# Set task
Take each line that has the word "refueling" and return it.

# Data extract

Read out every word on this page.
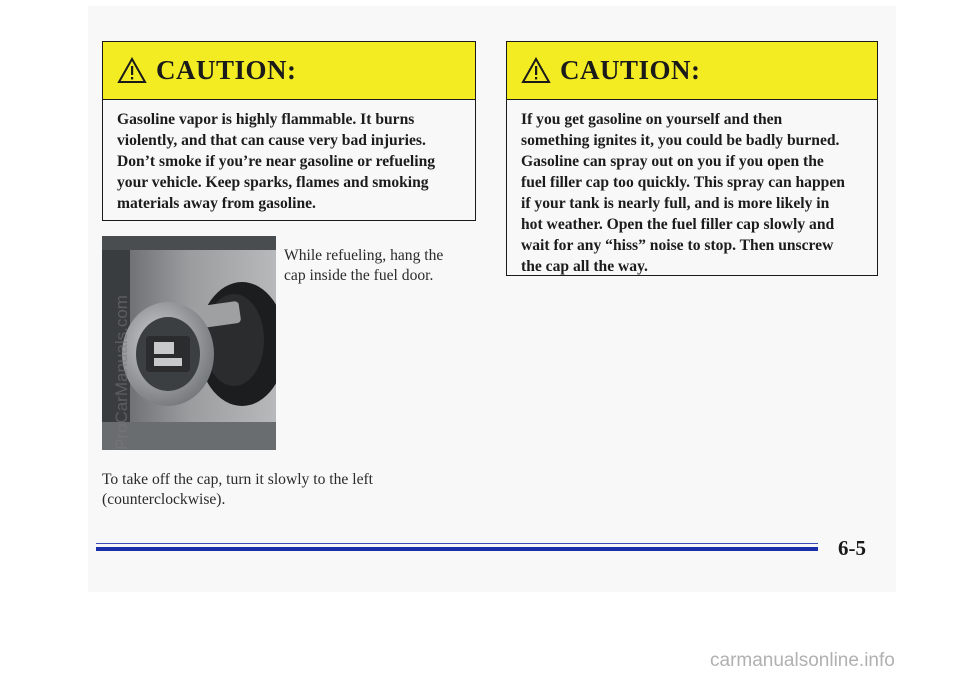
CAUTION:
Gasoline vapor is highly flammable. It burns
violently, and that can cause very bad injuries.
Don’t smoke if you’re near gasoline or refueling
your vehicle. Keep sparks, flames and smoking
materials away from gasoline.
CAUTION:
If you get gasoline on yourself and then
something ignites it, you could be badly burned.
Gasoline can spray out on you if you open the
fuel filler cap too quickly. This spray can happen
if your tank is nearly full, and is more likely in
hot weather. Open the fuel filler cap slowly and
wait for any “hiss” noise to stop. Then unscrew
the cap all the way.
While refueling, hang the
cap inside the fuel door.
To take off the cap, turn it slowly to the left
(counterclockwise).
6-5
ProCarManuals.com
carmanualsonline.info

# Exercise answer
Don’t smoke if you’re near gasoline or refueling
While refueling, hang the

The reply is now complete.